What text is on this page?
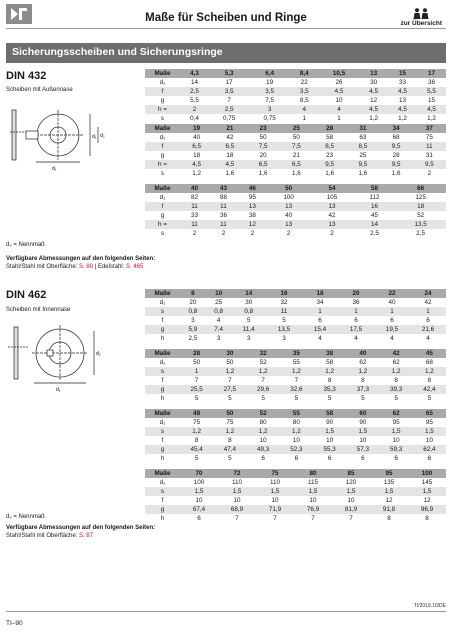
Maße für Scheiben und Ringe	zur Übersicht
Sicherungsscheiben und Sicherungsringe
DIN 432
Scheiben mit Außennase
d₁ d₂
d₁
Maße	4,3	5,3	6,4	8,4	10,5	13	15	17
d₁	14	17	19	22	26	30	33	36
f	2,5	3,5	3,5	3,5	4,5	4,5	4,5	5,5
g	5,5	7	7,5	8,5	10	12	13	15
h =	2	2,5	3	4	4	4,5	4,5	4,5
s	0,4	0,75	0,75	1	1	1,2	1,2	1,2
Maße	19	21	23	25	28	31	34	37
d₁	40	42	50	50	58	63	68	75
f	6,5	6,5	7,5	7,5	8,5	8,5	9,5	11
g	18	18	20	21	23	25	28	31
h =	4,5	4,5	6,5	6,5	9,5	9,5	9,5	9,5
s	1,2	1,6	1,6	1,6	1,6	1,6	1,6	2
Maße	40	43	46	50	54	58	66	
d₁	82	88	95	100	105	112	125	
f	11	11	13	13	13	16	18	
g	33	36	38	40	42	45	52	
h =	11	11	12	13	13	14	13,5	
s	2	2	2	2	2	2,5	2,5	
d₂ = Nennmaß
Verfügbare Abmessungen auf den folgenden Seiten:
Stahl/Stahl mit Oberfläche: S. 80 | Edelstahl: S. 465
DIN 462
Scheiben mit Innennase
d₂
d₁
Maße	8	10	14	16	18	20	22	24
d₁	20	25	30	32	34	36	40	42
s	0,8	0,8	0,8	11	1	1	1	1
f	3	4	5	5	6	6	6	6
g	5,9	7,4	11,4	13,5	15,4	17,5	19,5	21,6
h	2,5	3	3	3	4	4	4	4
Maße	28	30	32	35	38	40	42	45
d₁	50	50	52	55	58	62	62	68
s	1	1,2	1,2	1,2	1,2	1,2	1,2	1,2
f	7	7	7	7	8	8	8	8
g	25,5	27,5	29,6	32,6	35,3	37,3	39,3	42,4
h	5	5	5	5	5	5	5	5
Maße	48	50	52	55	58	60	62	65
d₁	75	75	80	80	90	90	95	95
s	1,2	1,2	1,2	1,2	1,5	1,5	1,5	1,5
f	8	8	10	10	10	10	10	10
g	45,4	47,4	49,3	52,3	55,3	57,3	59,3	62,4
h	5	5	6	6	6	6	6	6
Maße	70	72	75	80	85	95	100	
d₁	100	110	110	115	120	135	145	
s	1,5	1,5	1,5	1,5	1,5	1,5	1,5	
f	10	10	10	10	10	12	12	
g	67,4	68,9	71,9	76,9	81,9	91,8	96,9	
h	6	7	7	7	7	8	8	
d₂ = Nennmaß
Verfügbare Abmessungen auf den folgenden Seiten:
Stahl/Stahl mit Oberfläche: S. 87
TI/2019.10/DE
TI–90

• • • •

## Exercise task
Look through the data above. Each line containing the word "Maße" needs to be copied.

## Completed task
Maße für Scheiben und Ringe	zur Übersicht
Maße	4,3	5,3	6,4	8,4	10,5	13	15	17
Maße	19	21	23	25	28	31	34	37
Maße	40	43	46	50	54	58	66	
Maße	8	10	14	16	18	20	22	24
Maße	28	30	32	35	38	40	42	45
Maße	48	50	52	55	58	60	62	65
Maße	70	72	75	80	85	95	100	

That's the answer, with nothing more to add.